Exercise task =>
Take the material and output all of it exactly.

Given records =>
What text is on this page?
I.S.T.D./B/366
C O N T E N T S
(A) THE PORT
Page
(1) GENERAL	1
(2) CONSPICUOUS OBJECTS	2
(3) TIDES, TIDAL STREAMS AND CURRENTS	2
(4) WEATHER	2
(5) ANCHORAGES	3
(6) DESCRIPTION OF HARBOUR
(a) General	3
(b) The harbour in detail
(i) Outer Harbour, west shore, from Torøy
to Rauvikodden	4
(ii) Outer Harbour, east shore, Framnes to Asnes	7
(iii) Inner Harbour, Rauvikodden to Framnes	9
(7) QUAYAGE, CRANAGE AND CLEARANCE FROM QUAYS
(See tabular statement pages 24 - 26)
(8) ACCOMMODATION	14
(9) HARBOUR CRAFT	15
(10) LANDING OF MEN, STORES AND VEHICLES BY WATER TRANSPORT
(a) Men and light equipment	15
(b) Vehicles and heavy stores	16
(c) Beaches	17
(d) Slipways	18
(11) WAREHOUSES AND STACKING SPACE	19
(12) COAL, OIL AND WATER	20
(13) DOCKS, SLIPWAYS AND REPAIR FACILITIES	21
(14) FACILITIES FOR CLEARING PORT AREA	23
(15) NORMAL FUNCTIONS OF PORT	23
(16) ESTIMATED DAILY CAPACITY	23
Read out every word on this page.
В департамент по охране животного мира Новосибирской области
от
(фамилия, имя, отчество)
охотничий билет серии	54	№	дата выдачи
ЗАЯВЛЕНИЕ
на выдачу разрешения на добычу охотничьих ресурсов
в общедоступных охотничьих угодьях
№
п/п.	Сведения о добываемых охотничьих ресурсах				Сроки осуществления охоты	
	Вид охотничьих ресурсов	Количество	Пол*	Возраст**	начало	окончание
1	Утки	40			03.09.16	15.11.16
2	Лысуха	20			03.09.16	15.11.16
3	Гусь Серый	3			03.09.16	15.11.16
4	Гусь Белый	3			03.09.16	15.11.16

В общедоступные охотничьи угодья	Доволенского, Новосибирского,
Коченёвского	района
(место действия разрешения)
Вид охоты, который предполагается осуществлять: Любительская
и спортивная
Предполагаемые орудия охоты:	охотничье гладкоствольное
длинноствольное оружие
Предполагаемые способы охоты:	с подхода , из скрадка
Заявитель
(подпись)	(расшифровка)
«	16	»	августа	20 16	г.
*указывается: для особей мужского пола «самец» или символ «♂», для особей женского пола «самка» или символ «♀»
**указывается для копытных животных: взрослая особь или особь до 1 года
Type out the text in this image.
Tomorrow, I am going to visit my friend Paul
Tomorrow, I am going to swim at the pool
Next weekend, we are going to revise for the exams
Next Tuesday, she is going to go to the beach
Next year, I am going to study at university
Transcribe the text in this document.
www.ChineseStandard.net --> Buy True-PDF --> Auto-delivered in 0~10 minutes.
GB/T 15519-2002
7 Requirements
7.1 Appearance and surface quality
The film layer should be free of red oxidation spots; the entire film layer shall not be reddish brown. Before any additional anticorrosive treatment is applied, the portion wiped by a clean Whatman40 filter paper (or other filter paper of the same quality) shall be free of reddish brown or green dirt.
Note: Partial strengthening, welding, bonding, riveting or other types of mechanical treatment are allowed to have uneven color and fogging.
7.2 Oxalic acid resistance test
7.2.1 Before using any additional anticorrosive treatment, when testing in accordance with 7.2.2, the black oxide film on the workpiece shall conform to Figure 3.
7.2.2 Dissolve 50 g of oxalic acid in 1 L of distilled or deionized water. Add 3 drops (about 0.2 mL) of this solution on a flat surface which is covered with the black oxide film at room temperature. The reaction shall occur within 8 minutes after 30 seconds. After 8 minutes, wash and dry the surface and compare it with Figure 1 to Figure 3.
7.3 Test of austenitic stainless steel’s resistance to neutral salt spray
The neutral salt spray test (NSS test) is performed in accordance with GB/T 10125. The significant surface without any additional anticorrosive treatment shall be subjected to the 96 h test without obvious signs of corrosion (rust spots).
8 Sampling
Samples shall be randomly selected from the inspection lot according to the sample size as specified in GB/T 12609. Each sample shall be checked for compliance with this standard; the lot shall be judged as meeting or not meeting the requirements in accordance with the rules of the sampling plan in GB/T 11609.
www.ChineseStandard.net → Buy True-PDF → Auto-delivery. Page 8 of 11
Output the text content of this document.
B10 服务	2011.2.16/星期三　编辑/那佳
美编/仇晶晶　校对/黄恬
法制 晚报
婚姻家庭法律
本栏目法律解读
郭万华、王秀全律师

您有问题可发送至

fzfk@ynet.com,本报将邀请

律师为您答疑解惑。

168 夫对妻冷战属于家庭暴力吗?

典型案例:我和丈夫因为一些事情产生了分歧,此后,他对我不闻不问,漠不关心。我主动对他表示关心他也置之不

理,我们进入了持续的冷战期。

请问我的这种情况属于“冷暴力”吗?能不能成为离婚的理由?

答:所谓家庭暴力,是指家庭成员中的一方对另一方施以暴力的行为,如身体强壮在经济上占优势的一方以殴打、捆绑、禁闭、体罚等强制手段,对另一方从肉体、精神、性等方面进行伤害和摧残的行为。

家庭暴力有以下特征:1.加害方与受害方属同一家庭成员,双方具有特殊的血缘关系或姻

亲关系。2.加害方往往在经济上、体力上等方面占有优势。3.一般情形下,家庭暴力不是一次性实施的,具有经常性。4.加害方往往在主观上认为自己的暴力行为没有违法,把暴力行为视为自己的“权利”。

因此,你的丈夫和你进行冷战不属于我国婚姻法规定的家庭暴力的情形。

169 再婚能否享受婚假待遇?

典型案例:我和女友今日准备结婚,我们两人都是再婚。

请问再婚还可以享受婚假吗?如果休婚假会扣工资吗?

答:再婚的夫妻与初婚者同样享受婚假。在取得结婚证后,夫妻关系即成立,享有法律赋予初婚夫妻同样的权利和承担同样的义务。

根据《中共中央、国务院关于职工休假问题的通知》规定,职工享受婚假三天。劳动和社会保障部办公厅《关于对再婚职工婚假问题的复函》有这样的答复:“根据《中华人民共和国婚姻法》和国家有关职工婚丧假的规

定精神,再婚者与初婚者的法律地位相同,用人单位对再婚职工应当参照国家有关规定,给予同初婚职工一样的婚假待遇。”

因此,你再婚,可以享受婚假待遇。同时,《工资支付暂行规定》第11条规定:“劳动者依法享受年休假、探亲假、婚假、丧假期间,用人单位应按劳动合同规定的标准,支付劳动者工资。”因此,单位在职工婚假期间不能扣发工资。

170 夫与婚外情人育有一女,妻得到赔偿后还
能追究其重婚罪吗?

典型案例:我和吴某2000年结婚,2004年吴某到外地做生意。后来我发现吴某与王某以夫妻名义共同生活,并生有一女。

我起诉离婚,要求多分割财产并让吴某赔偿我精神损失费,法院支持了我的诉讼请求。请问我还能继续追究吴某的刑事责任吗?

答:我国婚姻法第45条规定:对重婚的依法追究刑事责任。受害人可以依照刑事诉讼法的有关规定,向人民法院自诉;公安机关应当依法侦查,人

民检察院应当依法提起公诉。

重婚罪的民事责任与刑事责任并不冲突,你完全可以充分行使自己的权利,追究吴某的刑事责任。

Finished task =>
What text is on this page?
I.S.T.D./B/366
C O N T E N T S
(A) THE PORT
Page
(1) GENERAL	1
(2) CONSPICUOUS OBJECTS	2
(3) TIDES, TIDAL STREAMS AND CURRENTS	2
(4) WEATHER	2
(5) ANCHORAGES	3
(6) DESCRIPTION OF HARBOUR
(a) General	3
(b) The harbour in detail
(i) Outer Harbour, west shore, from Torøy
to Rauvikodden	4
(ii) Outer Harbour, east shore, Framnes to Asnes	7
(iii) Inner Harbour, Rauvikodden to Framnes	9
(7) QUAYAGE, CRANAGE AND CLEARANCE FROM QUAYS
(See tabular statement pages 24 - 26)
(8) ACCOMMODATION	14
(9) HARBOUR CRAFT	15
(10) LANDING OF MEN, STORES AND VEHICLES BY WATER TRANSPORT
(a) Men and light equipment	15
(b) Vehicles and heavy stores	16
(c) Beaches	17
(d) Slipways	18
(11) WAREHOUSES AND STACKING SPACE	19
(12) COAL, OIL AND WATER	20
(13) DOCKS, SLIPWAYS AND REPAIR FACILITIES	21
(14) FACILITIES FOR CLEARING PORT AREA	23
(15) NORMAL FUNCTIONS OF PORT	23
(16) ESTIMATED DAILY CAPACITY	23
Read out every word on this page.
В департамент по охране животного мира Новосибирской области
от
(фамилия, имя, отчество)
охотничий билет серии	54	№	дата выдачи
ЗАЯВЛЕНИЕ
на выдачу разрешения на добычу охотничьих ресурсов
в общедоступных охотничьих угодьях
№
п/п.	Сведения о добываемых охотничьих ресурсах				Сроки осуществления охоты	
	Вид охотничьих ресурсов	Количество	Пол*	Возраст**	начало	окончание
1	Утки	40			03.09.16	15.11.16
2	Лысуха	20			03.09.16	15.11.16
3	Гусь Серый	3			03.09.16	15.11.16
4	Гусь Белый	3			03.09.16	15.11.16

В общедоступные охотничьи угодья	Доволенского, Новосибирского,
Коченёвского	района
(место действия разрешения)
Вид охоты, который предполагается осуществлять: Любительская
и спортивная
Предполагаемые орудия охоты:	охотничье гладкоствольное
длинноствольное оружие
Предполагаемые способы охоты:	с подхода , из скрадка
Заявитель
(подпись)	(расшифровка)
«	16	»	августа	20 16	г.
*указывается: для особей мужского пола «самец» или символ «♂», для особей женского пола «самка» или символ «♀»
**указывается для копытных животных: взрослая особь или особь до 1 года
Type out the text in this image.
Tomorrow, I am going to visit my friend Paul
Tomorrow, I am going to swim at the pool
Next weekend, we are going to revise for the exams
Next Tuesday, she is going to go to the beach
Next year, I am going to study at university
Transcribe the text in this document.
www.ChineseStandard.net --> Buy True-PDF --> Auto-delivered in 0~10 minutes.
GB/T 15519-2002
7 Requirements
7.1 Appearance and surface quality
The film layer should be free of red oxidation spots; the entire film layer shall not be reddish brown. Before any additional anticorrosive treatment is applied, the portion wiped by a clean Whatman40 filter paper (or other filter paper of the same quality) shall be free of reddish brown or green dirt.
Note: Partial strengthening, welding, bonding, riveting or other types of mechanical treatment are allowed to have uneven color and fogging.
7.2 Oxalic acid resistance test
7.2.1 Before using any additional anticorrosive treatment, when testing in accordance with 7.2.2, the black oxide film on the workpiece shall conform to Figure 3.
7.2.2 Dissolve 50 g of oxalic acid in 1 L of distilled or deionized water. Add 3 drops (about 0.2 mL) of this solution on a flat surface which is covered with the black oxide film at room temperature. The reaction shall occur within 8 minutes after 30 seconds. After 8 minutes, wash and dry the surface and compare it with Figure 1 to Figure 3.
7.3 Test of austenitic stainless steel’s resistance to neutral salt spray
The neutral salt spray test (NSS test) is performed in accordance with GB/T 10125. The significant surface without any additional anticorrosive treatment shall be subjected to the 96 h test without obvious signs of corrosion (rust spots).
8 Sampling
Samples shall be randomly selected from the inspection lot according to the sample size as specified in GB/T 12609. Each sample shall be checked for compliance with this standard; the lot shall be judged as meeting or not meeting the requirements in accordance with the rules of the sampling plan in GB/T 11609.
www.ChineseStandard.net → Buy True-PDF → Auto-delivery. Page 8 of 11
Output the text content of this document.
B10 服务	2011.2.16/星期三　编辑/那佳
美编/仇晶晶　校对/黄恬
法制 晚报
婚姻家庭法律
本栏目法律解读
郭万华、王秀全律师

您有问题可发送至

fzfk@ynet.com,本报将邀请

律师为您答疑解惑。

168 夫对妻冷战属于家庭暴力吗?

典型案例:我和丈夫因为一些事情产生了分歧,此后,他对我不闻不问,漠不关心。我主动对他表示关心他也置之不

理,我们进入了持续的冷战期。

请问我的这种情况属于“冷暴力”吗?能不能成为离婚的理由?

答:所谓家庭暴力,是指家庭成员中的一方对另一方施以暴力的行为,如身体强壮在经济上占优势的一方以殴打、捆绑、禁闭、体罚等强制手段,对另一方从肉体、精神、性等方面进行伤害和摧残的行为。

家庭暴力有以下特征:1.加害方与受害方属同一家庭成员,双方具有特殊的血缘关系或姻

亲关系。2.加害方往往在经济上、体力上等方面占有优势。3.一般情形下,家庭暴力不是一次性实施的,具有经常性。4.加害方往往在主观上认为自己的暴力行为没有违法,把暴力行为视为自己的“权利”。

因此,你的丈夫和你进行冷战不属于我国婚姻法规定的家庭暴力的情形。

169 再婚能否享受婚假待遇?

典型案例:我和女友今日准备结婚,我们两人都是再婚。

请问再婚还可以享受婚假吗?如果休婚假会扣工资吗?

答:再婚的夫妻与初婚者同样享受婚假。在取得结婚证后,夫妻关系即成立,享有法律赋予初婚夫妻同样的权利和承担同样的义务。

根据《中共中央、国务院关于职工休假问题的通知》规定,职工享受婚假三天。劳动和社会保障部办公厅《关于对再婚职工婚假问题的复函》有这样的答复:“根据《中华人民共和国婚姻法》和国家有关职工婚丧假的规

定精神,再婚者与初婚者的法律地位相同,用人单位对再婚职工应当参照国家有关规定,给予同初婚职工一样的婚假待遇。”

因此,你再婚,可以享受婚假待遇。同时,《工资支付暂行规定》第11条规定:“劳动者依法享受年休假、探亲假、婚假、丧假期间,用人单位应按劳动合同规定的标准,支付劳动者工资。”因此,单位在职工婚假期间不能扣发工资。

170 夫与婚外情人育有一女,妻得到赔偿后还
能追究其重婚罪吗?

典型案例:我和吴某2000年结婚,2004年吴某到外地做生意。后来我发现吴某与王某以夫妻名义共同生活,并生有一女。

我起诉离婚,要求多分割财产并让吴某赔偿我精神损失费,法院支持了我的诉讼请求。请问我还能继续追究吴某的刑事责任吗?

答:我国婚姻法第45条规定:对重婚的依法追究刑事责任。受害人可以依照刑事诉讼法的有关规定,向人民法院自诉;公安机关应当依法侦查,人

民检察院应当依法提起公诉。

重婚罪的民事责任与刑事责任并不冲突,你完全可以充分行使自己的权利,追究吴某的刑事责任。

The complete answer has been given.